--- ENTRIES SUPPLIED ---
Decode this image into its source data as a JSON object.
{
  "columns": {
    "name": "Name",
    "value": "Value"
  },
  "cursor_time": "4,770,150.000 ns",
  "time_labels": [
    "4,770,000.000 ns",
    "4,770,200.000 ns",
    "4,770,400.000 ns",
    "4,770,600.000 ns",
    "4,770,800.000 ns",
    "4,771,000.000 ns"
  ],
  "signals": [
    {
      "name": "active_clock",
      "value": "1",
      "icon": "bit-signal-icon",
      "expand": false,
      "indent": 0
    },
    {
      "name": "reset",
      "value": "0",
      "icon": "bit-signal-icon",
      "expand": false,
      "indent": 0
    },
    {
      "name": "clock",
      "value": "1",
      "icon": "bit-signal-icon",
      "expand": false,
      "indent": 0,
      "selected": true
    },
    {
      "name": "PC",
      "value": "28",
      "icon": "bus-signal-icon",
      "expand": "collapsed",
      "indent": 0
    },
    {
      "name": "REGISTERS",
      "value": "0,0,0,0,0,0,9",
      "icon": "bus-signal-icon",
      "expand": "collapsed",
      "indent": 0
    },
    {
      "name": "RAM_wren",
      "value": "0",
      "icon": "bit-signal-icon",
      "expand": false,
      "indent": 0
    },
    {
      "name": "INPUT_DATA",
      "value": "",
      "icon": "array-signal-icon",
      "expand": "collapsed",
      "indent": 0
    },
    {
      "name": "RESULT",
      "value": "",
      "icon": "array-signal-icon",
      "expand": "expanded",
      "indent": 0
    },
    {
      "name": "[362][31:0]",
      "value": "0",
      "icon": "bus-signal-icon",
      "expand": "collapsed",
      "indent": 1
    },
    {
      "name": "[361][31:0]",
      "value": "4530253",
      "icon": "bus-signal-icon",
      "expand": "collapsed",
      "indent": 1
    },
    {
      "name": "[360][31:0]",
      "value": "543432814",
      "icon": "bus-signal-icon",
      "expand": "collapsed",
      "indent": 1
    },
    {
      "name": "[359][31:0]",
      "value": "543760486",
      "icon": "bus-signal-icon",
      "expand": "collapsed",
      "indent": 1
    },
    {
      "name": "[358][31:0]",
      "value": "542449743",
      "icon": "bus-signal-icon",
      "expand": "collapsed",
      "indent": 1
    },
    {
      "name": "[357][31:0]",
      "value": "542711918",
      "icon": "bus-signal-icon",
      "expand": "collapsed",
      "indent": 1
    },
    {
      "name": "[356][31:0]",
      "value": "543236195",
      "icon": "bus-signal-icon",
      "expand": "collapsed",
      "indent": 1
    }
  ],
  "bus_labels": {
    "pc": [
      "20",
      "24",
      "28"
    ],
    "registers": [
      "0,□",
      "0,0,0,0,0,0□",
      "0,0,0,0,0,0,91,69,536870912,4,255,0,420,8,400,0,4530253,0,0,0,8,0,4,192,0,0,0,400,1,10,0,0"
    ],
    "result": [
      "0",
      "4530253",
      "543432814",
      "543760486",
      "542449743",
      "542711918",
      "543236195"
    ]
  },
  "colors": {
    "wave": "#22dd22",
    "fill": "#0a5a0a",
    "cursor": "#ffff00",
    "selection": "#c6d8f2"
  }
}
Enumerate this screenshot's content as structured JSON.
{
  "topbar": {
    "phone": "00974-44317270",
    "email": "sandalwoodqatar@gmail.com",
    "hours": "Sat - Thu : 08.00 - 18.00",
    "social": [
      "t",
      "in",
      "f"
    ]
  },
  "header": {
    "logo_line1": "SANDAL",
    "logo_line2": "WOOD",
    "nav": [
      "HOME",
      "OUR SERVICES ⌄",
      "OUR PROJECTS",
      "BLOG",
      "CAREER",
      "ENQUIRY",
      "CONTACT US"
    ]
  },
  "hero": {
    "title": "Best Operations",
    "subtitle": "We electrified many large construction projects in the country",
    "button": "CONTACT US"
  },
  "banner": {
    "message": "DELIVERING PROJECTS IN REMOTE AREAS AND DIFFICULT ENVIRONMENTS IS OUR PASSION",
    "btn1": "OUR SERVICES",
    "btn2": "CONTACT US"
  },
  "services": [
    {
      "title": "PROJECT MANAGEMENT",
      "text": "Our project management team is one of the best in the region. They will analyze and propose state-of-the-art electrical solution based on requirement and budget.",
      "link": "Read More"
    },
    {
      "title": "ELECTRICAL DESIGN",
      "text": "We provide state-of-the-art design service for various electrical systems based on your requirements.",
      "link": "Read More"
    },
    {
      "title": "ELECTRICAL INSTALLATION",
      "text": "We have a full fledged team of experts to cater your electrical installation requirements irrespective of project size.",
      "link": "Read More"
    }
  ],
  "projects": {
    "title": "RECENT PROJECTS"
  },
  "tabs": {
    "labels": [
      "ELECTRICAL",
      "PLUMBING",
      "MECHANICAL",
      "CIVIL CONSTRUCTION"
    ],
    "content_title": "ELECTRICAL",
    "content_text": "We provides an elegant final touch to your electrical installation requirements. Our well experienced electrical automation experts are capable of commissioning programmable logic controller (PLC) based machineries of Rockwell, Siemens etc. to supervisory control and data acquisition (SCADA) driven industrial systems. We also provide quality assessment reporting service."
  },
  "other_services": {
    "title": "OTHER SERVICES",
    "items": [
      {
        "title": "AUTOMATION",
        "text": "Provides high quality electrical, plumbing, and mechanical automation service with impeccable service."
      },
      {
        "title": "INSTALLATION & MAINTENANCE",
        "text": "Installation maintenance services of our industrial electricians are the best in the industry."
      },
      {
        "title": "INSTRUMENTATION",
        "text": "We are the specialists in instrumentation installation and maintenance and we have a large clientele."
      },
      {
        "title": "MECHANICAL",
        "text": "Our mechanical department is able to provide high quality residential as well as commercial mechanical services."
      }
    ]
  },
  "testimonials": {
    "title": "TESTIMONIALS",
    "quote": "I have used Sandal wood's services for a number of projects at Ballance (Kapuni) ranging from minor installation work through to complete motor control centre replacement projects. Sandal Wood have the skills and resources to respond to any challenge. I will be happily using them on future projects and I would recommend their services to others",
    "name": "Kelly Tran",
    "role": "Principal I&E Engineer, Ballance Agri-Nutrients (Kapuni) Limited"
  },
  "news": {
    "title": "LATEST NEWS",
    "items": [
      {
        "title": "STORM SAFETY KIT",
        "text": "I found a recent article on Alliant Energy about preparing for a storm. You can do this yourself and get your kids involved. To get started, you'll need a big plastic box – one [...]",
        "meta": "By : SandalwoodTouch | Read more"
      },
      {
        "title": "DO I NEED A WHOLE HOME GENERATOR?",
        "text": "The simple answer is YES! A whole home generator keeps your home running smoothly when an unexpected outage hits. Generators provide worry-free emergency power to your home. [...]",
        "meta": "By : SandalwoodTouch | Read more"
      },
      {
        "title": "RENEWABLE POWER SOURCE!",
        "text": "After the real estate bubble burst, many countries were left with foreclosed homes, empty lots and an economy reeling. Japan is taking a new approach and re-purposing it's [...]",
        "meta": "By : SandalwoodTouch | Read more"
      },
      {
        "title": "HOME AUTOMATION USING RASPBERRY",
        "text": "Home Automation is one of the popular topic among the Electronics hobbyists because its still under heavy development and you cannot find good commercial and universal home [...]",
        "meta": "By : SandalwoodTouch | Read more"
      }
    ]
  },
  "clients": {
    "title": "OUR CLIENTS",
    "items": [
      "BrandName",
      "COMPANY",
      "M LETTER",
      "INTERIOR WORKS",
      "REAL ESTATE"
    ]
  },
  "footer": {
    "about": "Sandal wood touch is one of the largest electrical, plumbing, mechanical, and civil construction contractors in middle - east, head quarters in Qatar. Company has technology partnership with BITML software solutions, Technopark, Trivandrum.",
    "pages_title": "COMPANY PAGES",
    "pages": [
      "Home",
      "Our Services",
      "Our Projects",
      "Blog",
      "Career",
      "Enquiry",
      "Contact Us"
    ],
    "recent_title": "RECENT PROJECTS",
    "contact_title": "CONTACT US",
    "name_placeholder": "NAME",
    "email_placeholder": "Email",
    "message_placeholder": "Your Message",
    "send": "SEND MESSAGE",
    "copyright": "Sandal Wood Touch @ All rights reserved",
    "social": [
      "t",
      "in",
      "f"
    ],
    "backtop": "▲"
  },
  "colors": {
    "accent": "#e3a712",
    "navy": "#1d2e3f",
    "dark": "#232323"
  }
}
---
Of the lines in the material, how many hold the word "will"? Reply with the number only.

2